Provided text.
[START]

- Description
Friends, Enemies and Strangers is a book about the beauty and power Wasow finds in the people he knows, his desire to believe in the decency of those he doesn’t know, and his despair at the lack of humanity in people in positions of power. Using images he’s taken in his studio and found in flea markets and on the Internet, Wasow employs an array of post-production techniques to create a cast of characters that prompts us to reconsider not only the parameters of photographic portraiture but what we can know of human nature. The book includes an essay by Matthew Weinstein and a story by Rabih Alameddine.

[END]

Provided data.
[START]

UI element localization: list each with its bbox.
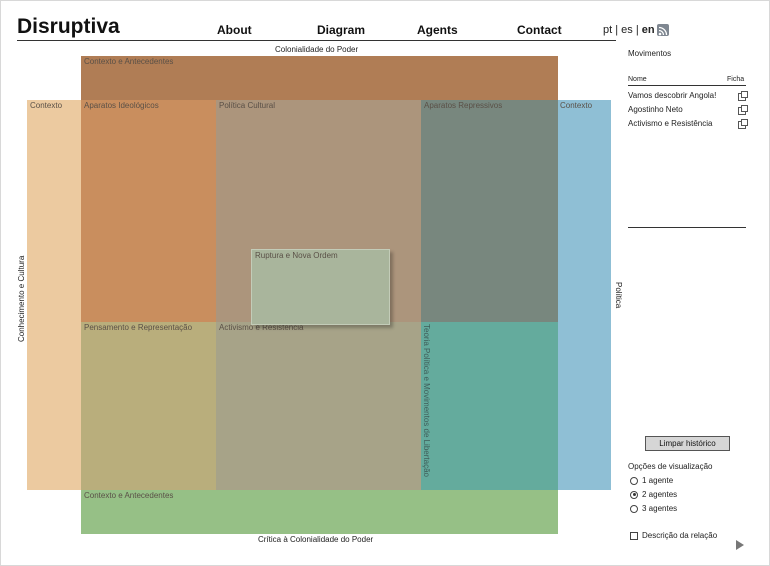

[END]

Objective.
Copy the stretch of the book description from "- Description" through "by Rabih Alameddine.".

Expected answer.
- Description
Friends, Enemies and Strangers is a book about the beauty and power Wasow finds in the people he knows, his desire to believe in the decency of those he doesn’t know, and his despair at the lack of humanity in people in positions of power. Using images he’s taken in his studio and found in flea markets and on the Internet, Wasow employs an array of post-production techniques to create a cast of characters that prompts us to reconsider not only the parameters of photographic portraiture but what we can know of human nature. The book includes an essay by Matthew Weinstein and a story by Rabih Alameddine.